**STATED EXERCISE**:
State how many lines of the entries hold the string "Parameters", and output nothing but that count.

**RECORDS SHOWN**:
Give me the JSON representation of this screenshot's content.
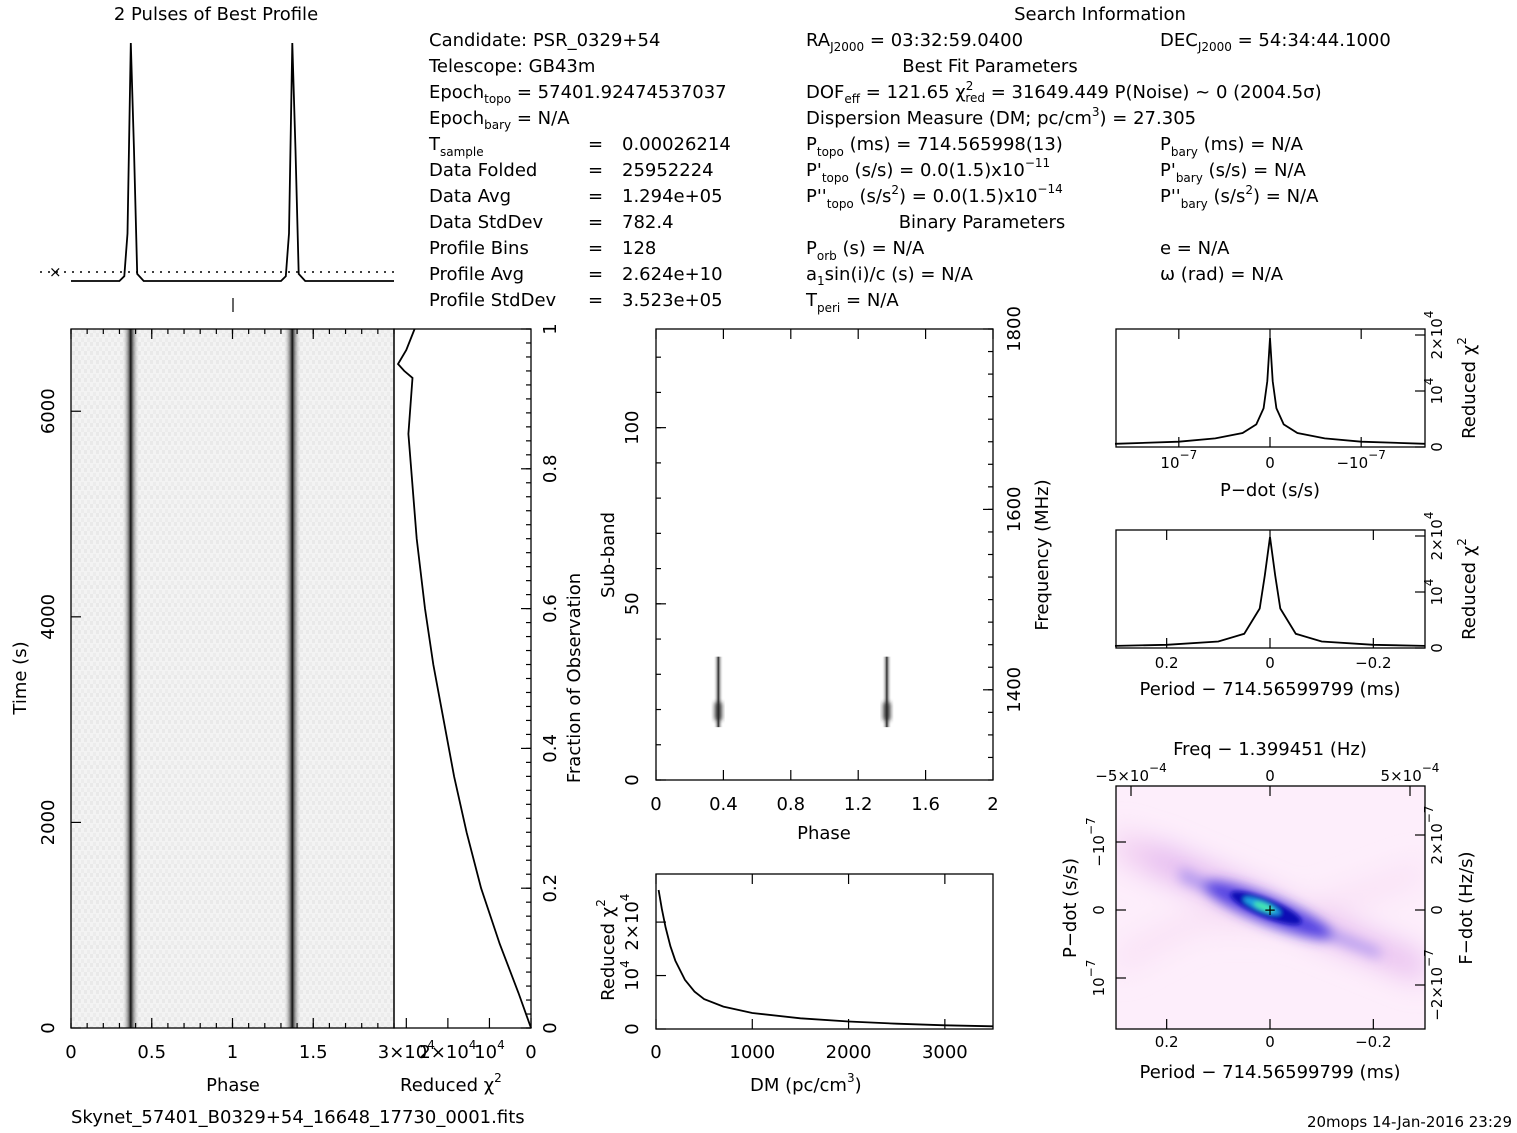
{
  "header": {
    "profile_title": "2 Pulses of Best Profile",
    "search_title": "Search Information",
    "best_fit_title": "Best Fit Parameters",
    "binary_title": "Binary Parameters"
  },
  "search_info": {
    "candidate": "PSR_0329+54",
    "telescope": "GB43m",
    "epoch_topo": "57401.92474537037",
    "epoch_bary": "N/A",
    "t_sample": "0.00026214",
    "data_folded": "25952224",
    "data_avg": "1.294e+05",
    "data_stddev": "782.4",
    "profile_bins": "128",
    "profile_avg": "2.624e+10",
    "profile_stddev": "3.523e+05",
    "ra_j2000": "03:32:59.0400",
    "dec_j2000": "54:34:44.1000"
  },
  "best_fit": {
    "dof_eff": "121.65",
    "chi2_red": "31649.449",
    "p_noise": "~ 0",
    "sigma": "(2004.5σ)",
    "dm": "27.305",
    "p_topo_ms": "714.565998(13)",
    "p_bary_ms": "N/A",
    "pd_topo": "0.0(1.5)x10",
    "pd_topo_exp": "−11",
    "pd_bary": "N/A",
    "pdd_topo": "0.0(1.5)x10",
    "pdd_topo_exp": "−14",
    "pdd_bary": "N/A"
  },
  "binary": {
    "p_orb": "N/A",
    "a1sini": "N/A",
    "t_peri": "N/A",
    "e": "N/A",
    "omega": "N/A"
  },
  "footer": {
    "filename": "Skynet_57401_B0329+54_16648_17730_0001.fits",
    "stamp": "20mops 14-Jan-2016 23:29"
  },
  "chart_data": [
    {
      "type": "line",
      "name": "profile",
      "title": "2 Pulses of Best Profile",
      "x": [
        0,
        0.3,
        0.33,
        0.35,
        0.37,
        0.39,
        0.41,
        0.45,
        1.0,
        1.3,
        1.33,
        1.35,
        1.37,
        1.39,
        1.41,
        1.45,
        2.0
      ],
      "y": [
        0,
        0,
        0.02,
        0.2,
        1.0,
        0.55,
        0.03,
        0,
        0,
        0,
        0.02,
        0.2,
        1.0,
        0.55,
        0.03,
        0,
        0
      ],
      "pulse_phases": [
        0.37,
        1.37
      ]
    },
    {
      "type": "heatmap",
      "name": "time-phase",
      "xlabel": "Phase",
      "ylabel": "Time (s)",
      "xlim": [
        0,
        2
      ],
      "ylim": [
        0,
        6800
      ],
      "xticks": [
        "0",
        "0.5",
        "1",
        "1.5"
      ],
      "yticks": [
        "0",
        "2000",
        "4000",
        "6000"
      ],
      "pulse_phases": [
        0.37,
        1.37
      ]
    },
    {
      "type": "line",
      "name": "reduced-chi2-vs-time",
      "xlabel": "Reduced χ",
      "ylabel": "Fraction of Observation",
      "xticks": [
        "3×10",
        "2×10",
        "10",
        "0"
      ],
      "xtick_exps": [
        "4",
        "4",
        "4",
        ""
      ],
      "yticks": [
        "0",
        "0.2",
        "0.4",
        "0.6",
        "0.8",
        "1"
      ],
      "x": [
        0,
        3000,
        7500,
        12000,
        15500,
        18500,
        21000,
        23500,
        25500,
        27500,
        29500,
        28500,
        30500,
        32000,
        30000,
        28000
      ],
      "y": [
        0,
        0.05,
        0.12,
        0.2,
        0.28,
        0.36,
        0.44,
        0.52,
        0.6,
        0.7,
        0.85,
        0.93,
        0.94,
        0.95,
        0.97,
        1.0
      ]
    },
    {
      "type": "heatmap",
      "name": "subband-phase",
      "xlabel": "Phase",
      "ylabel": "Sub-band",
      "ylabel_right": "Frequency (MHz)",
      "xlim": [
        0,
        2
      ],
      "ylim": [
        0,
        128
      ],
      "xticks": [
        "0",
        "0.4",
        "0.8",
        "1.2",
        "1.6",
        "2"
      ],
      "yticks": [
        "0",
        "50",
        "100"
      ],
      "yticks_right": [
        "1400",
        "1600",
        "1800"
      ],
      "signal_band": [
        15,
        35
      ],
      "pulse_phases": [
        0.37,
        1.37
      ]
    },
    {
      "type": "line",
      "name": "chi2-vs-dm",
      "xlabel": "DM (pc/cm",
      "ylabel": "Reduced χ",
      "xticks": [
        "0",
        "1000",
        "2000",
        "3000"
      ],
      "yticks": [
        "0",
        "10",
        "2×10"
      ],
      "ytick_exps": [
        "",
        "4",
        "4"
      ],
      "xlim": [
        0,
        3500
      ],
      "ylim": [
        0,
        29000
      ],
      "x": [
        27,
        60,
        100,
        150,
        200,
        300,
        400,
        500,
        700,
        1000,
        1500,
        2000,
        2500,
        3000,
        3500
      ],
      "y": [
        26000,
        22500,
        19000,
        15500,
        12800,
        9200,
        7000,
        5600,
        4200,
        3000,
        2000,
        1400,
        1000,
        700,
        500
      ]
    },
    {
      "type": "line",
      "name": "chi2-vs-pdot",
      "xlabel": "P−dot (s/s)",
      "ylabel": "Reduced χ",
      "xticks": [
        "10",
        "0",
        "−10"
      ],
      "xtick_exps": [
        "−7",
        "",
        "−7"
      ],
      "x": [
        -1.7,
        -1.0,
        -0.6,
        -0.3,
        -0.15,
        -0.07,
        -0.03,
        0,
        0.03,
        0.07,
        0.15,
        0.3,
        0.6,
        1.0,
        1.7
      ],
      "y": [
        0.02,
        0.04,
        0.07,
        0.12,
        0.2,
        0.35,
        0.6,
        1.0,
        0.6,
        0.35,
        0.2,
        0.12,
        0.07,
        0.04,
        0.02
      ]
    },
    {
      "type": "line",
      "name": "chi2-vs-period",
      "xlabel": "Period − 714.56599799 (ms)",
      "ylabel": "Reduced χ",
      "xticks": [
        "0.2",
        "0",
        "−0.2"
      ],
      "x": [
        0.3,
        0.2,
        0.1,
        0.05,
        0.02,
        0.01,
        0,
        -0.01,
        -0.02,
        -0.05,
        -0.1,
        -0.2,
        -0.3
      ],
      "y": [
        0.01,
        0.02,
        0.05,
        0.12,
        0.35,
        0.65,
        1.0,
        0.65,
        0.35,
        0.12,
        0.05,
        0.02,
        0.01
      ]
    },
    {
      "type": "heatmap",
      "name": "period-pdot",
      "title": "Freq − 1.399451 (Hz)",
      "xlabel": "Period − 714.56599799 (ms)",
      "ylabel": "P−dot (s/s)",
      "ylabel_right": "F−dot (Hz/s)",
      "xticks": [
        "0.2",
        "0",
        "−0.2"
      ],
      "xticks_top": [
        "−5×10",
        "0",
        "5×10"
      ],
      "xticks_top_exps": [
        "−4",
        "",
        "−4"
      ],
      "yticks": [
        "10",
        "0",
        "−10"
      ],
      "ytick_exps": [
        "−7",
        "",
        "−7"
      ],
      "yticks_right": [
        "−2×10",
        "0",
        "2×10"
      ],
      "yticks_right_exps": [
        "−7",
        "",
        "−7"
      ]
    }
  ]
}
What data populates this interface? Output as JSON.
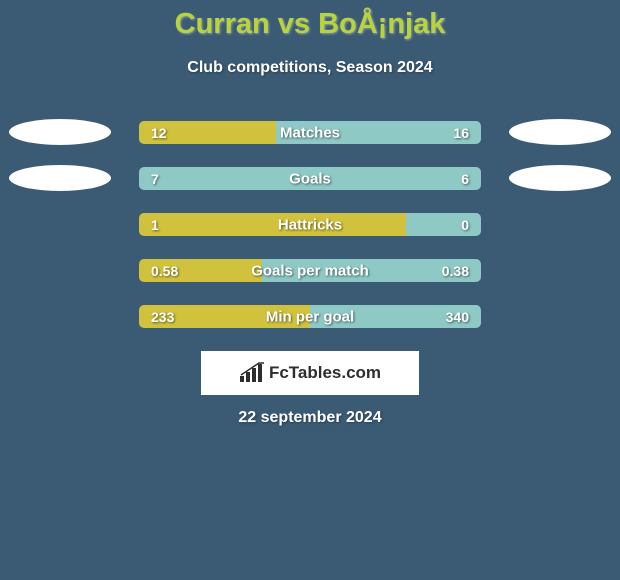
{
  "colors": {
    "page_bg": "#3b5a74",
    "title": "#b8d43a",
    "white": "#ffffff",
    "bar_green": "#d1c23e",
    "bar_teal": "#8fc9c6",
    "track": "#3a5e79",
    "ellipse": "#ffffff",
    "logo_bg": "#ffffff",
    "logo_text": "#2e2e2e"
  },
  "header": {
    "title": "Curran vs BoÅ¡njak",
    "subtitle": "Club competitions, Season 2024"
  },
  "chart": {
    "bar_track_width": 342,
    "rows": [
      {
        "label": "Matches",
        "left_value": "12",
        "right_value": "16",
        "show_left_ellipse": true,
        "show_right_ellipse": true,
        "left_width_pct": 40,
        "right_width_pct": 60
      },
      {
        "label": "Goals",
        "left_value": "7",
        "right_value": "6",
        "show_left_ellipse": true,
        "show_right_ellipse": true,
        "left_width_pct": 0,
        "right_width_pct": 100
      },
      {
        "label": "Hattricks",
        "left_value": "1",
        "right_value": "0",
        "show_left_ellipse": false,
        "show_right_ellipse": false,
        "left_width_pct": 78,
        "right_width_pct": 22
      },
      {
        "label": "Goals per match",
        "left_value": "0.58",
        "right_value": "0.38",
        "show_left_ellipse": false,
        "show_right_ellipse": false,
        "left_width_pct": 36,
        "right_width_pct": 64
      },
      {
        "label": "Min per goal",
        "left_value": "233",
        "right_value": "340",
        "show_left_ellipse": false,
        "show_right_ellipse": false,
        "left_width_pct": 50,
        "right_width_pct": 50
      }
    ]
  },
  "logo": {
    "text": "FcTables.com"
  },
  "date": "22 september 2024"
}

**FULL ANSWER**:
2